***** DATA EXCERPTS

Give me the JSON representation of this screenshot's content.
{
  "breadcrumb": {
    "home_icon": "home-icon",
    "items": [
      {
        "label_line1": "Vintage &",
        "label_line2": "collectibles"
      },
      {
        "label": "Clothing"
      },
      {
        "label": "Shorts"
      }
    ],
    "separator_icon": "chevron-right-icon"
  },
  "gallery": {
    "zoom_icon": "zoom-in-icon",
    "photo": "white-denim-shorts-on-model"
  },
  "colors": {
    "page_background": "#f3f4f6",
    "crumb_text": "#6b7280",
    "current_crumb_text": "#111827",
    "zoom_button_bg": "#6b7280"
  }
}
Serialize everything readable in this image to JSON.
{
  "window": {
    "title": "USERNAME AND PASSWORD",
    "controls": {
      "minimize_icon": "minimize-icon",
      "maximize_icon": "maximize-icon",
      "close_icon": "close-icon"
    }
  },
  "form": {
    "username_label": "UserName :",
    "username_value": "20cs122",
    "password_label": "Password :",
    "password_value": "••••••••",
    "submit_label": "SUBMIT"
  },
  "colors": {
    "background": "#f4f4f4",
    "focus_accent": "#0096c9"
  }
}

**********

## DIRECTIONS
Go through the data above and find the lines with the word "JSON". Copy each of those lines.

## RESULT
Give me the JSON representation of this screenshot's content.
Serialize everything readable in this image to JSON.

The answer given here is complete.